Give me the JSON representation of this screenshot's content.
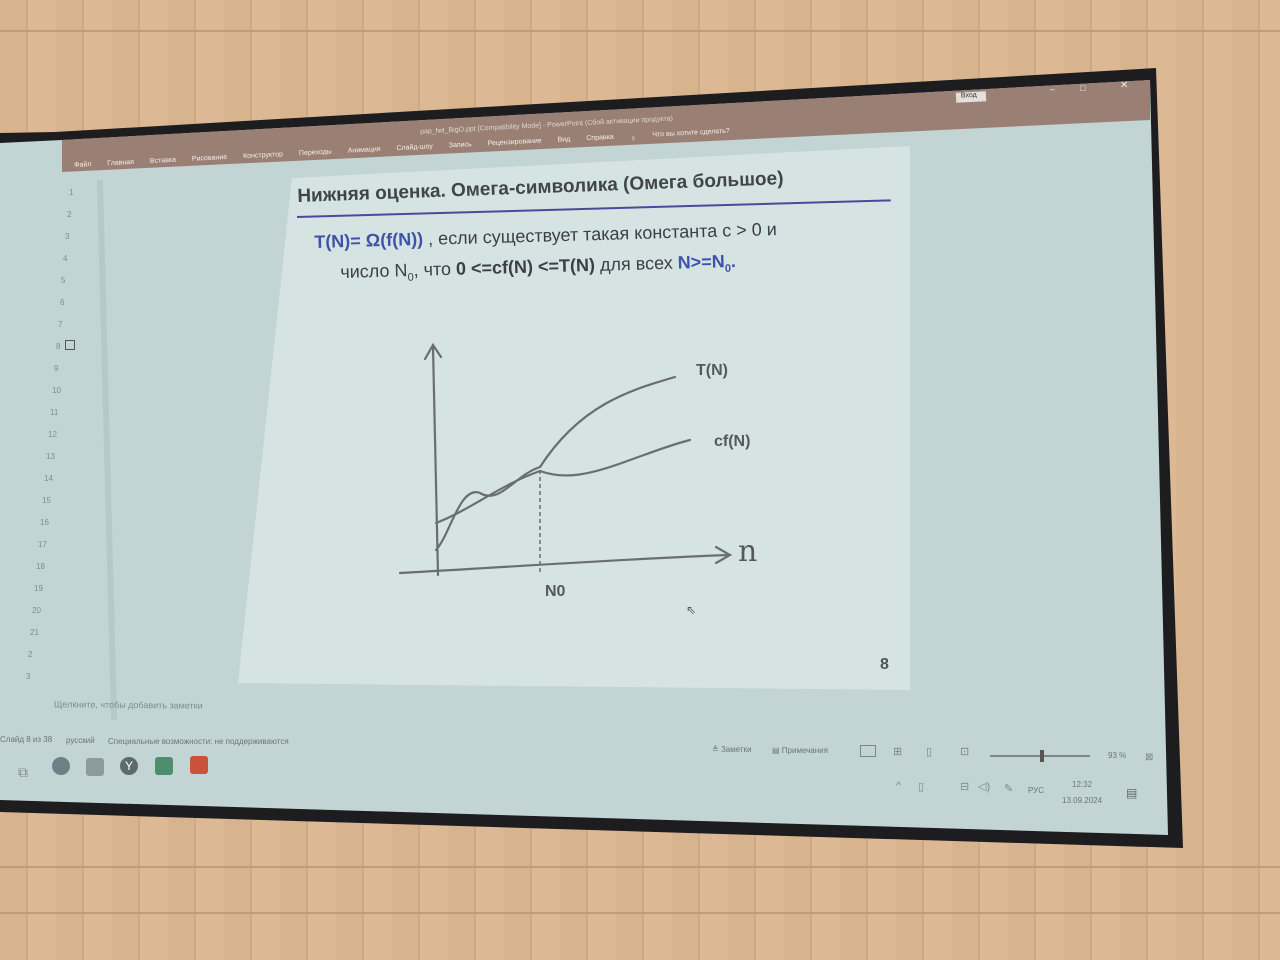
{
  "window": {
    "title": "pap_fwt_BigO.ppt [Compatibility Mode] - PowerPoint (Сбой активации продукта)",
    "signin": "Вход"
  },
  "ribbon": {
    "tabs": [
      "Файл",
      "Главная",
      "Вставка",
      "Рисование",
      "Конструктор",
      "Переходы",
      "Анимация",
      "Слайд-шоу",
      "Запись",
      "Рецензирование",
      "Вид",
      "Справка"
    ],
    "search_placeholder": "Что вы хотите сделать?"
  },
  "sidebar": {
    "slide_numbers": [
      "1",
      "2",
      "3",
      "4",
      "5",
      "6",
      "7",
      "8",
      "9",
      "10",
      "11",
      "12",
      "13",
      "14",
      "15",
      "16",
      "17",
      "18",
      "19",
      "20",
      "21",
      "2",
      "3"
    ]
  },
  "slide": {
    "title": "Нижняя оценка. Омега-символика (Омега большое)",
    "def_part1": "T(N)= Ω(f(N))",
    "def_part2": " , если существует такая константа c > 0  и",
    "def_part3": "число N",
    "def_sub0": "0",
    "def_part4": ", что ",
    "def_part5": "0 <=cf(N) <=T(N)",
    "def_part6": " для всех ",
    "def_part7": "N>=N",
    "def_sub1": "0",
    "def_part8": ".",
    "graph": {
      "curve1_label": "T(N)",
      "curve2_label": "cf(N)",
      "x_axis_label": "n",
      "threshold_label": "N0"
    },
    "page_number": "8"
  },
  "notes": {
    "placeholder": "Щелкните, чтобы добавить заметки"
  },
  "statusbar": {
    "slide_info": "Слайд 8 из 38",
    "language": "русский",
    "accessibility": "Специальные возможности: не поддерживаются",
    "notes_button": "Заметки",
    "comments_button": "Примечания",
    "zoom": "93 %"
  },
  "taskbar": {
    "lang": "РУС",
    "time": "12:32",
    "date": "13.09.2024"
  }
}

· · · ·

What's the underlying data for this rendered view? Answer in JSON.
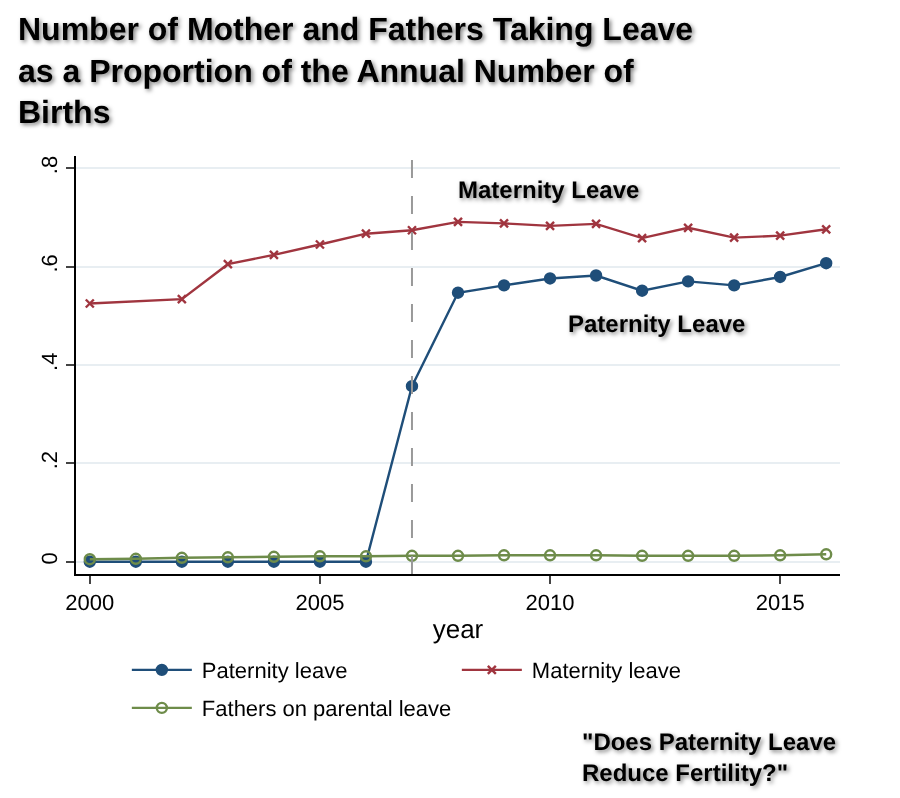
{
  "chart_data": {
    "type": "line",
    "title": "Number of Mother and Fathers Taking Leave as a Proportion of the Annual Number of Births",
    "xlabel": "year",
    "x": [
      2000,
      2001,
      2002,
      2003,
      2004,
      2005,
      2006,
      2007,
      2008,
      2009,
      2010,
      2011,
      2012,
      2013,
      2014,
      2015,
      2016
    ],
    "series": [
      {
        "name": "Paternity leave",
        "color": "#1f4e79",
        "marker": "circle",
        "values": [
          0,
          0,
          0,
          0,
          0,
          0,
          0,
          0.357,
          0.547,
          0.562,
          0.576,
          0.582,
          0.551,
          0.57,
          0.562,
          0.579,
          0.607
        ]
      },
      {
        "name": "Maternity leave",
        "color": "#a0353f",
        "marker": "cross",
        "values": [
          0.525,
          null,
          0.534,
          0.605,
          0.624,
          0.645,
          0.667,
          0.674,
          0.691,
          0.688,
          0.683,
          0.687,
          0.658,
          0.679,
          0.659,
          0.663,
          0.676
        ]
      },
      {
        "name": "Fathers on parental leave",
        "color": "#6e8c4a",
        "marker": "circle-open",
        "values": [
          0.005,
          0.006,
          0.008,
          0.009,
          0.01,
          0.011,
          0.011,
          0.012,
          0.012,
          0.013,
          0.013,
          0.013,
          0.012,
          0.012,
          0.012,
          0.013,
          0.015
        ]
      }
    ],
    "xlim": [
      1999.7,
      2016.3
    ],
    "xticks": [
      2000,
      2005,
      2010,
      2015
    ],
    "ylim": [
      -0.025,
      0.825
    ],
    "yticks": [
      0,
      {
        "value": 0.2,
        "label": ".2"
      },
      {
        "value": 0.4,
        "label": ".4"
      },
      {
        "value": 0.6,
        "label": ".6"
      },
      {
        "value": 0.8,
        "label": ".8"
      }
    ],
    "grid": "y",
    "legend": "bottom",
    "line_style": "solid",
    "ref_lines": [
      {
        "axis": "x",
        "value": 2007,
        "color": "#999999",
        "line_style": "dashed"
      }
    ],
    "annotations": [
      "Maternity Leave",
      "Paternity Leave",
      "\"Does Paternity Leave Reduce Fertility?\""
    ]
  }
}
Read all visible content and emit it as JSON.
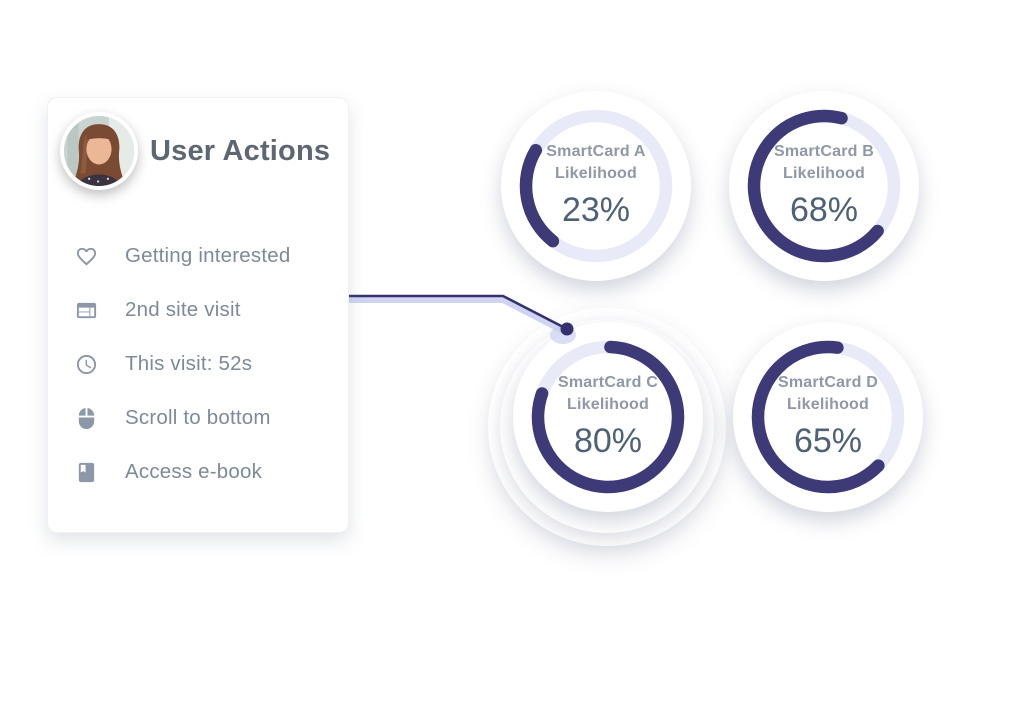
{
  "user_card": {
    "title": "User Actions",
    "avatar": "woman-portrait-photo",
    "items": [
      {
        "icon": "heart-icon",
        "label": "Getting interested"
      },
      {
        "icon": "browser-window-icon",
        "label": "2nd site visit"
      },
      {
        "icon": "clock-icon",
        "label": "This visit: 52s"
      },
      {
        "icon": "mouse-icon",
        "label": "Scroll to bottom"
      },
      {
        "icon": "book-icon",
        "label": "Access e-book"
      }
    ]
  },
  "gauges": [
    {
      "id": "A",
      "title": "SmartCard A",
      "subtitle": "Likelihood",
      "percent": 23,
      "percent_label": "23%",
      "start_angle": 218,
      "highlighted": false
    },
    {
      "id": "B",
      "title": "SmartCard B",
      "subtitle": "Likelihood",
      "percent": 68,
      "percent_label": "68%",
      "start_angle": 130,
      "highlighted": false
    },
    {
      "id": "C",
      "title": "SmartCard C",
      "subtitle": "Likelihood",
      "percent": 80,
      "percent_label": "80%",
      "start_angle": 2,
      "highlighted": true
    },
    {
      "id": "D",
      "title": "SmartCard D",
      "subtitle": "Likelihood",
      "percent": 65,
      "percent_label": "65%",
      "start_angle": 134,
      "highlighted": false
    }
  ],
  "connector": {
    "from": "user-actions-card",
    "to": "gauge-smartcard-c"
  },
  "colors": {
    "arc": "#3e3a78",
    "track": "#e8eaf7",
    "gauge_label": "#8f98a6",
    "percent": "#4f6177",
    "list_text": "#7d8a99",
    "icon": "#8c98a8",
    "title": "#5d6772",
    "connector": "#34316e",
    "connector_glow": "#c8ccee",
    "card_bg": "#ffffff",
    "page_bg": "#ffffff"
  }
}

· · · ·

▶ Exercise directions
Which lines hold the word "Fathers"? Show each one.

▶ Expected answer
    "title": "Number of Mother and Fathers Taking Leave as a Proportion of the Annual Number of Births",
        "name": "Fathers on parental leave",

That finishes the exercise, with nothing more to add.